Written exercise: Reply with one number: the count of lines in the listing that contain the string "ylabel".

[Records that describe figures]
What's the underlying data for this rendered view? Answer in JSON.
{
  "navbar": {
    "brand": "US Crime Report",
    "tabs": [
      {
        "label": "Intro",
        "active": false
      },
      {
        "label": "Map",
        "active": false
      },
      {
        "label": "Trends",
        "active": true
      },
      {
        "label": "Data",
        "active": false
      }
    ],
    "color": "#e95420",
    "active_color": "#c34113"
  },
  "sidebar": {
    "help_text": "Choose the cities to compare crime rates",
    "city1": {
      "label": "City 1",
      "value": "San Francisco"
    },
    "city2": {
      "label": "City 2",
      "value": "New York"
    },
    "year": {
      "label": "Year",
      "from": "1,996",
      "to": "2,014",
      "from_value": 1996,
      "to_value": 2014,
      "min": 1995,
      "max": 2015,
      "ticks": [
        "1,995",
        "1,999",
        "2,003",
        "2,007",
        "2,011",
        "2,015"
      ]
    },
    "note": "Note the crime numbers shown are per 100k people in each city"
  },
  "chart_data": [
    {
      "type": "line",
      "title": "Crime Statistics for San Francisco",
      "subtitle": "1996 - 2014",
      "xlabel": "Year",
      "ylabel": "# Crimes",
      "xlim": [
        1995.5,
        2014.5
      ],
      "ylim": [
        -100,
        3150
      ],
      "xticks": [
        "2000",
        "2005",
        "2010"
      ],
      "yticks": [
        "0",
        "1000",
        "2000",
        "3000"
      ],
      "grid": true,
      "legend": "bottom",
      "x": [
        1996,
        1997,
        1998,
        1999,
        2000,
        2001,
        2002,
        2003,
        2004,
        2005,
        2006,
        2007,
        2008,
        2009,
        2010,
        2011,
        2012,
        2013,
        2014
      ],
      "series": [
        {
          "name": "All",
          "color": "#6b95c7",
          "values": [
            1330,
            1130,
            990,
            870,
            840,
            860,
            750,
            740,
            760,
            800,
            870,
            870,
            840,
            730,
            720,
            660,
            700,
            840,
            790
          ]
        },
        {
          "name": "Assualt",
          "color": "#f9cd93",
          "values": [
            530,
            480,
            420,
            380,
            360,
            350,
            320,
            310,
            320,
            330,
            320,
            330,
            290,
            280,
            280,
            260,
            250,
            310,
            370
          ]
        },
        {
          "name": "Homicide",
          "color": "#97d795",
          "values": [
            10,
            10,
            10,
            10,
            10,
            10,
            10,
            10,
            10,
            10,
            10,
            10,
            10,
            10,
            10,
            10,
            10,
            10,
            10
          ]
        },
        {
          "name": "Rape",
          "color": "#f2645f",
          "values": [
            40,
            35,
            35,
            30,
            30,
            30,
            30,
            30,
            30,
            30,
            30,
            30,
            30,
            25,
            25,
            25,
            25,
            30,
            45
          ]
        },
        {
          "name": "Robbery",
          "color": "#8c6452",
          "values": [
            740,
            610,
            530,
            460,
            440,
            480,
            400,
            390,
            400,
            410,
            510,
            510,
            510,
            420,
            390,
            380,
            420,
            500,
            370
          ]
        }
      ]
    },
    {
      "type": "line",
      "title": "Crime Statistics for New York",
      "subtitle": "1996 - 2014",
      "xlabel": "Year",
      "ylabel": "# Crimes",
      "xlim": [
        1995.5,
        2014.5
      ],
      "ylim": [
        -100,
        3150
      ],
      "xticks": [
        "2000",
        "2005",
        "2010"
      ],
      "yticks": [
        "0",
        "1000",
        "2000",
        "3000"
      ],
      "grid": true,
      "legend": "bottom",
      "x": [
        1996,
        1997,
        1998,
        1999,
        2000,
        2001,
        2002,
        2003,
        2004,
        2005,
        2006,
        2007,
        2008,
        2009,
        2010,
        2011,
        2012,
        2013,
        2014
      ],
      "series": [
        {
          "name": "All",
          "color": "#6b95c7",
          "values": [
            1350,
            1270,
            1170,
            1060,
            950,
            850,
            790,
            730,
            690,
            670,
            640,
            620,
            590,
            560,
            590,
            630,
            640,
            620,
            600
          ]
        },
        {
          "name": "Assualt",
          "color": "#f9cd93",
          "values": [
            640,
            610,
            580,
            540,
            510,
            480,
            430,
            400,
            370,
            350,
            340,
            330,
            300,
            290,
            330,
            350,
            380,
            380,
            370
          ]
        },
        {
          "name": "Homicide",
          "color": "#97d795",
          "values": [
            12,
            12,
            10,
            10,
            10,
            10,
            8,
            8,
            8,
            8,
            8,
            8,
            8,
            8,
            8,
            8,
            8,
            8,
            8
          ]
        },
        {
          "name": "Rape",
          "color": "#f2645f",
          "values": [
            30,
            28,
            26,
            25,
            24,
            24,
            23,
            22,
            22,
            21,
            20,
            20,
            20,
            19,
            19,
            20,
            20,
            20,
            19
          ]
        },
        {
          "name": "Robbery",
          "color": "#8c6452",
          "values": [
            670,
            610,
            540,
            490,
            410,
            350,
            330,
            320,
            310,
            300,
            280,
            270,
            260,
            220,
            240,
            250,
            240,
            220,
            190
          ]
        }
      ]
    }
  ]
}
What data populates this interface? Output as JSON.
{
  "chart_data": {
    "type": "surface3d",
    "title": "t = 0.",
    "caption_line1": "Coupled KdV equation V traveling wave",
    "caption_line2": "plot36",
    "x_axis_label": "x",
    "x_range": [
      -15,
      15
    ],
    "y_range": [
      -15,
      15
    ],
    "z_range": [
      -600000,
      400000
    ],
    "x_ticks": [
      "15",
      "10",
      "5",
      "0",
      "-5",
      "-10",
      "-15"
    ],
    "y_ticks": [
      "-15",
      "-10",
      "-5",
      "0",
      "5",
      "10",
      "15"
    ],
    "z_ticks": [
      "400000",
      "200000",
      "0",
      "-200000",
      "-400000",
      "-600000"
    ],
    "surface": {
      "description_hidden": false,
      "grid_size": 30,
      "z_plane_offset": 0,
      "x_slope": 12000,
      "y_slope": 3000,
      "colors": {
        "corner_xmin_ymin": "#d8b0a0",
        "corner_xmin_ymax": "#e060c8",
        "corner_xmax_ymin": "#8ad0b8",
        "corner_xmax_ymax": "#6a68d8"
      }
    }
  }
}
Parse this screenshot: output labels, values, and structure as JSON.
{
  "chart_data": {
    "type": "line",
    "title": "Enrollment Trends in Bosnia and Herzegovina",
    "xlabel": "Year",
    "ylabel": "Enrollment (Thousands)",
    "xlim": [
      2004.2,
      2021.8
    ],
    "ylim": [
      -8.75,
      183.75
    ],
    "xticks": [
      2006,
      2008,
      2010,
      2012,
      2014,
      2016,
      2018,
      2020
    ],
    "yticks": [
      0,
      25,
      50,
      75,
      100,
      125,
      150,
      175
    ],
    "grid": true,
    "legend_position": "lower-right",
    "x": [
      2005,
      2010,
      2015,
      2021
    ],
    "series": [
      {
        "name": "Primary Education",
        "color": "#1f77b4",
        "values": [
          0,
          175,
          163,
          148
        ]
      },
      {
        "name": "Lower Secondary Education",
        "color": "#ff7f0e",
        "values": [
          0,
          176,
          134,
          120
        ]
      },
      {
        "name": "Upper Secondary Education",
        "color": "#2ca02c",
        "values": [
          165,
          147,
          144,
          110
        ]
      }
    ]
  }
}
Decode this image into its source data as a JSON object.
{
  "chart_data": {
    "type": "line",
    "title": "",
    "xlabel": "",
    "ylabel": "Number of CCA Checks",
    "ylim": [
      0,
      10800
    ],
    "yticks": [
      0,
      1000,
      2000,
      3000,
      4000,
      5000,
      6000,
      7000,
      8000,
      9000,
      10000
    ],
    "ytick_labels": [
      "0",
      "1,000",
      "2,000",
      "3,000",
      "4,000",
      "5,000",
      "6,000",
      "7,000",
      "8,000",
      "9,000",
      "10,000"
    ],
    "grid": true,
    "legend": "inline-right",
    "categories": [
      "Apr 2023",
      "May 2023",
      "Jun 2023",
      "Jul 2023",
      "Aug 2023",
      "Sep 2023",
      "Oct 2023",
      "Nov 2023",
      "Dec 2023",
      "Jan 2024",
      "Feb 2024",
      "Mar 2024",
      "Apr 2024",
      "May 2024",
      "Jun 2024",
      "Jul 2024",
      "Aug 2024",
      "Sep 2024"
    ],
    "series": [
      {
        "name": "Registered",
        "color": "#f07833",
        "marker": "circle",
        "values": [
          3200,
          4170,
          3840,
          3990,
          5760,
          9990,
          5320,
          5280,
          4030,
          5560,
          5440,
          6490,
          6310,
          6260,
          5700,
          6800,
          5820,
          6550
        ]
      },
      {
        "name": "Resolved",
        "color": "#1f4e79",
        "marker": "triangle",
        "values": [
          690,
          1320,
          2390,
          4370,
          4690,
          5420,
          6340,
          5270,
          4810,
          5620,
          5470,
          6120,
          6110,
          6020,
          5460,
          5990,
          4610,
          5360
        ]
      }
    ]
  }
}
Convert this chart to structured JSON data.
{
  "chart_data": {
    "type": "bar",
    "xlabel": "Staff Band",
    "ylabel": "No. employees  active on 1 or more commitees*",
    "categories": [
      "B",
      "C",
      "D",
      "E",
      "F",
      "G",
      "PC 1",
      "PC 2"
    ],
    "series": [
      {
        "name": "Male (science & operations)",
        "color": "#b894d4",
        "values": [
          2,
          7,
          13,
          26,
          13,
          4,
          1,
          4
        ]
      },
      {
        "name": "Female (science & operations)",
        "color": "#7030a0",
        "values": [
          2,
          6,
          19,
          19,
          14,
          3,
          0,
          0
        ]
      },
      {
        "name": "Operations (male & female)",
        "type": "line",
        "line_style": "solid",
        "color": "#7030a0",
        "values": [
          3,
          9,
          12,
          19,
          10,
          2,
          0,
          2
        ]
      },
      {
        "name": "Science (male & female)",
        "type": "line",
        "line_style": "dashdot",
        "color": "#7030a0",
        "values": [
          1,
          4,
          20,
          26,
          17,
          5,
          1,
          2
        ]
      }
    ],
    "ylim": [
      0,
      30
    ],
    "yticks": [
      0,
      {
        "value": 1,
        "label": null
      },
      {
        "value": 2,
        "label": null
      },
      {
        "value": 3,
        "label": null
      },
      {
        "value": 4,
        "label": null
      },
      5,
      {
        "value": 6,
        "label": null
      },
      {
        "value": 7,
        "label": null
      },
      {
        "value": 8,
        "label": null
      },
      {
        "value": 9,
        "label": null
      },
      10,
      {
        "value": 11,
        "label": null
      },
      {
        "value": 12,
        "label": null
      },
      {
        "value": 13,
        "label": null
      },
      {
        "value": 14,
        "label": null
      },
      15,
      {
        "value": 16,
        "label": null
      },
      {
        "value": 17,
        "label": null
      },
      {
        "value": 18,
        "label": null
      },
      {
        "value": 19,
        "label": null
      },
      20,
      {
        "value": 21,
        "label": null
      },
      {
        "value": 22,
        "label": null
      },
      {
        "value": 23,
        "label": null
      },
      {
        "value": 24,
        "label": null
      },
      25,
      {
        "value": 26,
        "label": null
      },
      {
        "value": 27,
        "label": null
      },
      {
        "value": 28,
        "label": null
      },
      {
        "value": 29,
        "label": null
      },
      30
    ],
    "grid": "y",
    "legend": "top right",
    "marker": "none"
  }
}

Worked solution: 5